§ **Input for this task**
⟨

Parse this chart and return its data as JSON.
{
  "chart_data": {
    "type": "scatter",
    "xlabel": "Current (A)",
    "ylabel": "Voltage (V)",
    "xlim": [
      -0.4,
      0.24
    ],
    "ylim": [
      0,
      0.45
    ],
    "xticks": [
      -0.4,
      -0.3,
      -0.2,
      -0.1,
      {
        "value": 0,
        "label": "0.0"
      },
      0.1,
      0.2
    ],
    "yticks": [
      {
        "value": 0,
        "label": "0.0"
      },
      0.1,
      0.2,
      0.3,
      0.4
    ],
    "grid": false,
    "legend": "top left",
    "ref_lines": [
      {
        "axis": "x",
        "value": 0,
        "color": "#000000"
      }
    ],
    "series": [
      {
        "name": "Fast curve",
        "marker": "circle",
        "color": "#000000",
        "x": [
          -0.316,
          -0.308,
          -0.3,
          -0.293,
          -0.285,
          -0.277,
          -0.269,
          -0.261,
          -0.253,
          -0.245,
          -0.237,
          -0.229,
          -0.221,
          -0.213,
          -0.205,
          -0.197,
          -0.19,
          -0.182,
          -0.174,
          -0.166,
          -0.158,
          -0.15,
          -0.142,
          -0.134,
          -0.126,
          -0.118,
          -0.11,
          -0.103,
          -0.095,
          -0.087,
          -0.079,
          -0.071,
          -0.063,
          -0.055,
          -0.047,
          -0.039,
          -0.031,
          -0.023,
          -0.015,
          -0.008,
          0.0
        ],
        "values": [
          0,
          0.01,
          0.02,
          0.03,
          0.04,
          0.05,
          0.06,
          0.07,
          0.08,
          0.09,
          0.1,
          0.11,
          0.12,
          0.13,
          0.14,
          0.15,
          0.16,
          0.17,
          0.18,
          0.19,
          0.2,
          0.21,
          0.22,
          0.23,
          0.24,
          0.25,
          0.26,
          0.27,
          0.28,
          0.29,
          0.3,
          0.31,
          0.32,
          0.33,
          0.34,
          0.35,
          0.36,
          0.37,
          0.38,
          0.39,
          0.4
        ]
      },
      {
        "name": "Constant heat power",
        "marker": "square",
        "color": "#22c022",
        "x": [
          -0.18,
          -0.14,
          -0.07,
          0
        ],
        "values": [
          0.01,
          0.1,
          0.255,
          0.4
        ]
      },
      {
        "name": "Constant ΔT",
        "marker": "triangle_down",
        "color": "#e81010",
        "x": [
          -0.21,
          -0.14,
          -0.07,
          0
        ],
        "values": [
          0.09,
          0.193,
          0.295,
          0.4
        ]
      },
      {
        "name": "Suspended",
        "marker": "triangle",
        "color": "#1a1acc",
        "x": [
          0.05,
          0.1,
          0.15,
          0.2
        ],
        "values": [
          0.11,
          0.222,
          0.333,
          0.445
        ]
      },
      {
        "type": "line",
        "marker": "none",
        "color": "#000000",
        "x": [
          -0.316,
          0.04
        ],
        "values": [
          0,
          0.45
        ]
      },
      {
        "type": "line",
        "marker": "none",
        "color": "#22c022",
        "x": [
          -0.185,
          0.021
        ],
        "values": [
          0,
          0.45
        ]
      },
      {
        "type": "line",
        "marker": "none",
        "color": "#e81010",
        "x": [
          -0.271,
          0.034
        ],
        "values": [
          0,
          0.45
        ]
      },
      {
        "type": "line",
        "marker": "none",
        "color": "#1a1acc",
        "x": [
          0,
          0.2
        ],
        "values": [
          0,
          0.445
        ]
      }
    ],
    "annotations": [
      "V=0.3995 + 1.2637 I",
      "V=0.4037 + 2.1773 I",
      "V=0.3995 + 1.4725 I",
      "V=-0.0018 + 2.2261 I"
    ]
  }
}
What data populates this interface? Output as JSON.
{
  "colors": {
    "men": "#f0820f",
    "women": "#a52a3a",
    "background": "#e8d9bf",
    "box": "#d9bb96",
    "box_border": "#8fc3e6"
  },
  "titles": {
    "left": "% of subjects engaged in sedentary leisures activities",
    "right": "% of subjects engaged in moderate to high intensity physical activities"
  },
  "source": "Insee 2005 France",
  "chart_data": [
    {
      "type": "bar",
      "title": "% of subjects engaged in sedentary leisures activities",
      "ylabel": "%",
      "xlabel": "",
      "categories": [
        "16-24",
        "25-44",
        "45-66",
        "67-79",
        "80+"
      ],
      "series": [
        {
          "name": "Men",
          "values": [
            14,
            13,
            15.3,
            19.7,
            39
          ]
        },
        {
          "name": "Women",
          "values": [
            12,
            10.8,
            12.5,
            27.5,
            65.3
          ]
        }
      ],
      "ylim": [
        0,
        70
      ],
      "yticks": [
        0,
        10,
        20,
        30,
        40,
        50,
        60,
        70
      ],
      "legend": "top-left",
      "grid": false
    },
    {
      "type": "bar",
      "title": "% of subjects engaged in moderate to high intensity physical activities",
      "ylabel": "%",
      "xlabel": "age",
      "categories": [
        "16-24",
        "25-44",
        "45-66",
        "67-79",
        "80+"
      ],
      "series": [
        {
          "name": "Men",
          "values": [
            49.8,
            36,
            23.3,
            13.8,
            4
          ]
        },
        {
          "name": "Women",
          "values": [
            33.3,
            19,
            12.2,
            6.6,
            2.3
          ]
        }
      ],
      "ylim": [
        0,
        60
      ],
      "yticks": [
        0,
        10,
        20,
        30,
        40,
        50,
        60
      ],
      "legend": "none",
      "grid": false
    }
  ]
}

⟩

Check each line of the data above for the word "physical" and say how many lines contain it, giving nothing besides the number.

2